| BRIEF |
Reproduce every line of the items with "paragraph" swapped for "text-block" and nothing else altered, leaving out the pictures.

| SUPPLIED RECORDS |

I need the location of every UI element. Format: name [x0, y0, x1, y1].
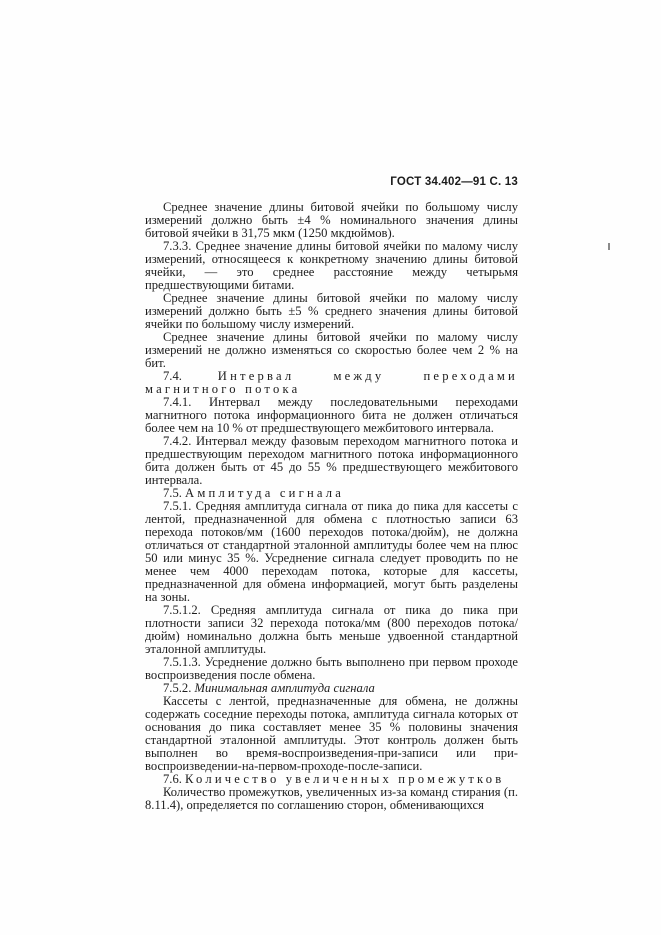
paragraph: Количество промежутков, увеличенных из-за команд стирания (п. 8.11.4), определяется по соглашению сторон, обменивающихся	[145, 785, 518, 812]
section-title: Минимальная амплитуда сигнала	[194, 681, 375, 695]
paragraph: 7.5.1.2. Средняя амплитуда сигнала от пика до пика при плотности записи 32 перехода потока/мм (800 переходов потока/дюйм) номинально должна быть меньше удвоенной стандартной эталонной амплитуды.	[145, 603, 518, 656]
paragraph: 7.4.2. Интервал между фазовым переходом магнитного потока и предшествующим переходом магнитного потока информационного бита должен быть от 45 до 55 % предшествующего межбитового интервала.	[145, 434, 518, 487]
section-title: Амплитуда сигнала	[185, 486, 345, 500]
paragraph: 7.5.1.3. Усреднение должно быть выполнено при первом проходе воспроизведения после обмена.	[145, 655, 518, 682]
margin-mark	[608, 243, 610, 250]
paragraph: Среднее значение длины битовой ячейки по большому числу измерений должно быть ±4 % номинального значения длины битовой ячейки в 31,75 мкм (1250 мкдюймов).	[145, 200, 518, 240]
paragraph: Среднее значение длины битовой ячейки по малому числу измерений должно быть ±5 % среднего значения длины битовой ячейки по большому числу измерений.	[145, 291, 518, 331]
paragraph: Среднее значение длины битовой ячейки по малому числу измерений не должно изменяться со скоростью более чем 2 % на бит.	[145, 330, 518, 370]
page-header: ГОСТ 34.402—91 С. 13	[390, 176, 518, 188]
section-number: 7.5.2.	[163, 681, 192, 695]
paragraph: 7.4.1. Интервал между последовательными переходами магнитного потока информационного бита не должен отличаться более чем на 10 % от предшествующего межбитового интервала.	[145, 395, 518, 435]
section-number: 7.4.	[163, 369, 182, 383]
section-title: Количество увеличенных промежутков	[185, 772, 505, 786]
paragraph: 7.5.1. Средняя амплитуда сигнала от пика до пика для кассеты с лентой, предназначенной для обмена с плотностью записи 63 перехода потоков/мм (1600 переходов потока/дюйм), не должна отличаться от стандартной эталонной амплитуды более чем на плюс 50 или минус 35 %. Усреднение сигнала следует проводить по не менее чем 4000 переходам потока, которые для кассеты, предназначенной для обмена информацией, могут быть разделены на зоны.	[145, 499, 518, 604]
paragraph: Кассеты с лентой, предназначенные для обмена, не должны содержать соседние переходы потока, амплитуда сигнала которых от основания до пика составляет менее 35 % половины значения стандартной эталонной амплитуды. Этот контроль должен быть выполнен во время-воспроизведения-при-записи или при-воспроизведении-на-первом-проходе-после-записи.	[145, 694, 518, 773]
document-body	[145, 201, 518, 812]
section-number: 7.5.	[163, 486, 182, 500]
section-number: 7.6.	[163, 772, 182, 786]
section-heading-7-4	[145, 370, 518, 396]
section-title: Интервал между переходами магнитного потока	[145, 369, 518, 396]
paragraph: 7.3.3. Среднее значение длины битовой ячейки по малому числу измерений, относящееся к конкретному значению длины битовой ячейки, — это среднее расстояние между четырьмя предшествующими битами.	[145, 239, 518, 292]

| EXERCISE ANSWER |
I need the location of every UI element. Format: name [x0, y0, x1, y1].
text-block: Количество промежутков, увеличенных из-за команд стирания (п. 8.11.4), определяется по соглашению сторон, обменивающихся	[145, 785, 518, 812]
section-title: Минимальная амплитуда сигнала	[194, 681, 375, 695]
text-block: 7.5.1.2. Средняя амплитуда сигнала от пика до пика при плотности записи 32 перехода потока/мм (800 переходов потока/дюйм) номинально должна быть меньше удвоенной стандартной эталонной амплитуды.	[145, 603, 518, 656]
text-block: 7.4.2. Интервал между фазовым переходом магнитного потока и предшествующим переходом магнитного потока информационного бита должен быть от 45 до 55 % предшествующего межбитового интервала.	[145, 434, 518, 487]
section-title: Амплитуда сигнала	[185, 486, 345, 500]
text-block: 7.5.1.3. Усреднение должно быть выполнено при первом проходе воспроизведения после обмена.	[145, 655, 518, 682]
margin-mark	[608, 243, 610, 250]
text-block: Среднее значение длины битовой ячейки по большому числу измерений должно быть ±4 % номинального значения длины битовой ячейки в 31,75 мкм (1250 мкдюймов).	[145, 200, 518, 240]
text-block: Среднее значение длины битовой ячейки по малому числу измерений должно быть ±5 % среднего значения длины битовой ячейки по большому числу измерений.	[145, 291, 518, 331]
text-block: Среднее значение длины битовой ячейки по малому числу измерений не должно изменяться со скоростью более чем 2 % на бит.	[145, 330, 518, 370]
page-header: ГОСТ 34.402—91 С. 13	[390, 176, 518, 188]
section-number: 7.5.2.	[163, 681, 192, 695]
text-block: 7.4.1. Интервал между последовательными переходами магнитного потока информационного бита не должен отличаться более чем на 10 % от предшествующего межбитового интервала.	[145, 395, 518, 435]
section-number: 7.4.	[163, 369, 182, 383]
section-title: Количество увеличенных промежутков	[185, 772, 505, 786]
text-block: 7.5.1. Средняя амплитуда сигнала от пика до пика для кассеты с лентой, предназначенной для обмена с плотностью записи 63 перехода потоков/мм (1600 переходов потока/дюйм), не должна отличаться от стандартной эталонной амплитуды более чем на плюс 50 или минус 35 %. Усреднение сигнала следует проводить по не менее чем 4000 переходам потока, которые для кассеты, предназначенной для обмена информацией, могут быть разделены на зоны.	[145, 499, 518, 604]
text-block: Кассеты с лентой, предназначенные для обмена, не должны содержать соседние переходы потока, амплитуда сигнала которых от основания до пика составляет менее 35 % половины значения стандартной эталонной амплитуды. Этот контроль должен быть выполнен во время-воспроизведения-при-записи или при-воспроизведении-на-первом-проходе-после-записи.	[145, 694, 518, 773]
document-body	[145, 201, 518, 812]
section-number: 7.5.	[163, 486, 182, 500]
section-number: 7.6.	[163, 772, 182, 786]
section-heading-7-4	[145, 370, 518, 396]
section-title: Интервал между переходами магнитного потока	[145, 369, 518, 396]
text-block: 7.3.3. Среднее значение длины битовой ячейки по малому числу измерений, относящееся к конкретному значению длины битовой ячейки, — это среднее расстояние между четырьмя предшествующими битами.	[145, 239, 518, 292]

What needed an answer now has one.